Exercise goal = Omit every picture and output the rest of the records exactly as they are.

Available records =
* start *

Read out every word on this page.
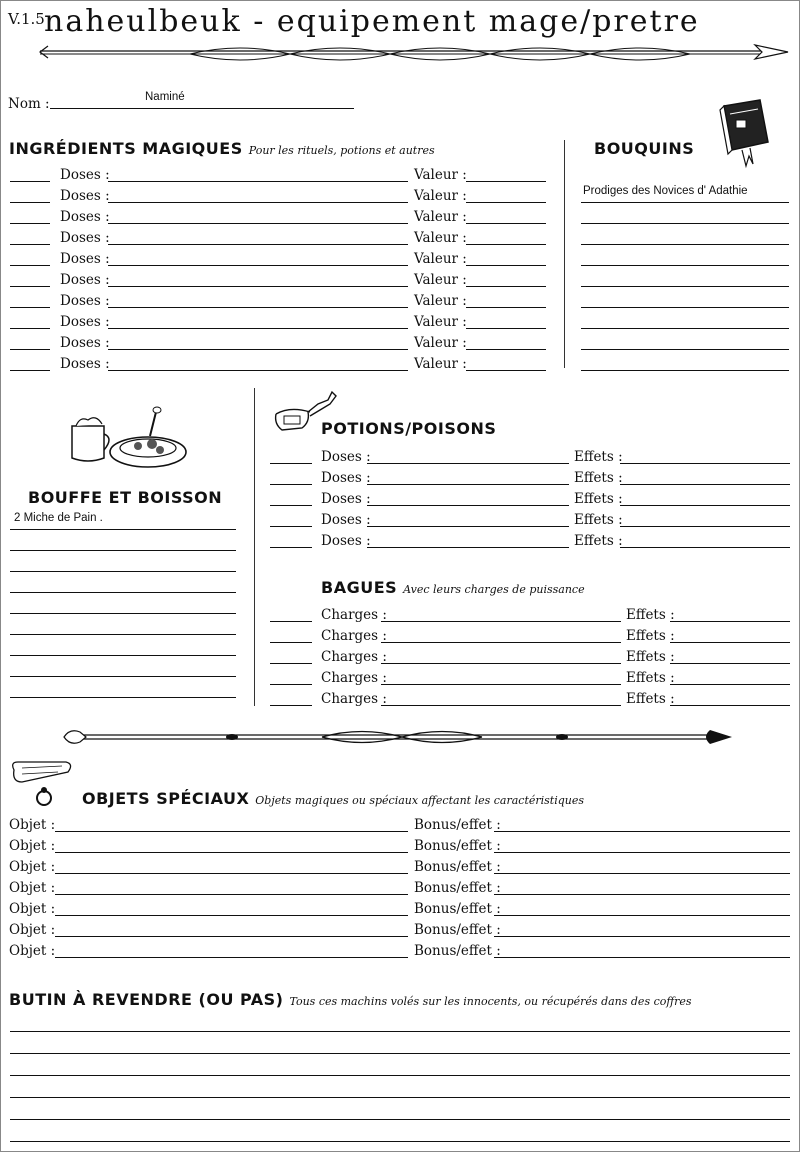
V.1.5 naheulbeuk - equipement mage/pretre
Nom :	Naminé
INGRÉDIENTS MAGIQUES Pour les rituels, potions et autres
Doses :	Valeur :
Doses :	Valeur :
Doses :	Valeur :
Doses :	Valeur :
Doses :	Valeur :
Doses :	Valeur :
Doses :	Valeur :
Doses :	Valeur :
Doses :	Valeur :
Doses :	Valeur :
BOUQUINS
Prodiges des Novices d' Adathie
BOUFFE ET BOISSON
2 Miche de Pain .
POTIONS/POISONS
Doses :	Effets :
Doses :	Effets :
Doses :	Effets :
Doses :	Effets :
Doses :	Effets :
BAGUES Avec leurs charges de puissance
Charges :	Effets :
Charges :	Effets :
Charges :	Effets :
Charges :	Effets :
Charges :	Effets :
OBJETS SPÉCIAUX Objets magiques ou spéciaux affectant les caractéristiques
Objet :	Bonus/effet :
Objet :	Bonus/effet :
Objet :	Bonus/effet :
Objet :	Bonus/effet :
Objet :	Bonus/effet :
Objet :	Bonus/effet :
Objet :	Bonus/effet :
BUTIN À REVENDRE (OU PAS) Tous ces machins volés sur les innocents, ou récupérés dans des coffres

* end *

Task answer =
Read out every word on this page.
V.1.5 naheulbeuk - equipement mage/pretre
Nom :	Naminé
INGRÉDIENTS MAGIQUES Pour les rituels, potions et autres
Doses :	Valeur :
Doses :	Valeur :
Doses :	Valeur :
Doses :	Valeur :
Doses :	Valeur :
Doses :	Valeur :
Doses :	Valeur :
Doses :	Valeur :
Doses :	Valeur :
Doses :	Valeur :
BOUQUINS
Prodiges des Novices d' Adathie
BOUFFE ET BOISSON
2 Miche de Pain .
POTIONS/POISONS
Doses :	Effets :
Doses :	Effets :
Doses :	Effets :
Doses :	Effets :
Doses :	Effets :
BAGUES Avec leurs charges de puissance
Charges :	Effets :
Charges :	Effets :
Charges :	Effets :
Charges :	Effets :
Charges :	Effets :
OBJETS SPÉCIAUX Objets magiques ou spéciaux affectant les caractéristiques
Objet :	Bonus/effet :
Objet :	Bonus/effet :
Objet :	Bonus/effet :
Objet :	Bonus/effet :
Objet :	Bonus/effet :
Objet :	Bonus/effet :
Objet :	Bonus/effet :
BUTIN À REVENDRE (OU PAS) Tous ces machins volés sur les innocents, ou récupérés dans des coffres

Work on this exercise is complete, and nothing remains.